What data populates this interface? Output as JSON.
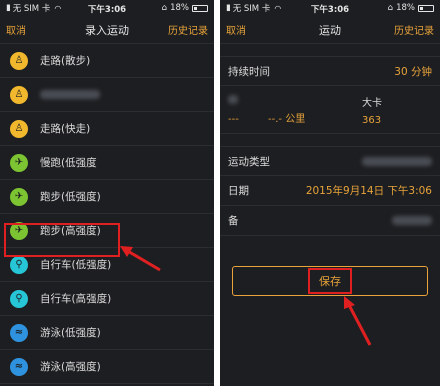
{
  "left_screen": {
    "status": {
      "carrier": "无 SIM 卡",
      "time": "下午3:06",
      "battery": "18%"
    },
    "nav": {
      "left": "取消",
      "title": "录入运动",
      "right": "历史记录"
    },
    "items": [
      {
        "label": "走路(散步)",
        "icon": "walking-icon",
        "color": "yellow"
      },
      {
        "label": "",
        "icon": "walking-icon",
        "color": "yellow"
      },
      {
        "label": "走路(快走)",
        "icon": "walking-icon",
        "color": "yellow"
      },
      {
        "label": "慢跑(低强度",
        "icon": "running-icon",
        "color": "green"
      },
      {
        "label": "跑步(低强度)",
        "icon": "running-icon",
        "color": "green"
      },
      {
        "label": "跑步(高强度)",
        "icon": "running-icon",
        "color": "green"
      },
      {
        "label": "自行车(低强度)",
        "icon": "cycling-icon",
        "color": "cyan"
      },
      {
        "label": "自行车(高强度)",
        "icon": "cycling-icon",
        "color": "cyan"
      },
      {
        "label": "游泳(低强度)",
        "icon": "swimming-icon",
        "color": "blue"
      },
      {
        "label": "游泳(高强度)",
        "icon": "swimming-icon",
        "color": "blue"
      }
    ]
  },
  "right_screen": {
    "status": {
      "carrier": "无 SIM 卡",
      "time": "下午3:06",
      "battery": "18%"
    },
    "nav": {
      "left": "取消",
      "title": "运动",
      "right": "历史记录"
    },
    "duration": {
      "label": "持续时间",
      "value": "30 分钟"
    },
    "distance": {
      "value": "---",
      "unit": "--.- 公里"
    },
    "calories": {
      "label": "大卡",
      "value": "363"
    },
    "type": {
      "label": "运动类型"
    },
    "date": {
      "label": "日期",
      "value": "2015年9月14日 下午3:06"
    },
    "note": {
      "label": "备"
    },
    "save_label": "保存"
  },
  "colors": {
    "accent": "#e8a33a",
    "background": "#1d1e21",
    "highlight": "#e02020"
  }
}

TASK PROMPT: Transcribe the records above verbatim. Do not carry over any picture.

WRITTEN REPLY:
What data populates this interface? Output as JSON.
{
  "left_screen": {
    "status": {
      "carrier": "无 SIM 卡",
      "time": "下午3:06",
      "battery": "18%"
    },
    "nav": {
      "left": "取消",
      "title": "录入运动",
      "right": "历史记录"
    },
    "items": [
      {
        "label": "走路(散步)",
        "icon": "walking-icon",
        "color": "yellow"
      },
      {
        "label": "",
        "icon": "walking-icon",
        "color": "yellow"
      },
      {
        "label": "走路(快走)",
        "icon": "walking-icon",
        "color": "yellow"
      },
      {
        "label": "慢跑(低强度",
        "icon": "running-icon",
        "color": "green"
      },
      {
        "label": "跑步(低强度)",
        "icon": "running-icon",
        "color": "green"
      },
      {
        "label": "跑步(高强度)",
        "icon": "running-icon",
        "color": "green"
      },
      {
        "label": "自行车(低强度)",
        "icon": "cycling-icon",
        "color": "cyan"
      },
      {
        "label": "自行车(高强度)",
        "icon": "cycling-icon",
        "color": "cyan"
      },
      {
        "label": "游泳(低强度)",
        "icon": "swimming-icon",
        "color": "blue"
      },
      {
        "label": "游泳(高强度)",
        "icon": "swimming-icon",
        "color": "blue"
      }
    ]
  },
  "right_screen": {
    "status": {
      "carrier": "无 SIM 卡",
      "time": "下午3:06",
      "battery": "18%"
    },
    "nav": {
      "left": "取消",
      "title": "运动",
      "right": "历史记录"
    },
    "duration": {
      "label": "持续时间",
      "value": "30 分钟"
    },
    "distance": {
      "value": "---",
      "unit": "--.- 公里"
    },
    "calories": {
      "label": "大卡",
      "value": "363"
    },
    "type": {
      "label": "运动类型"
    },
    "date": {
      "label": "日期",
      "value": "2015年9月14日 下午3:06"
    },
    "note": {
      "label": "备"
    },
    "save_label": "保存"
  },
  "colors": {
    "accent": "#e8a33a",
    "background": "#1d1e21",
    "highlight": "#e02020"
  }
}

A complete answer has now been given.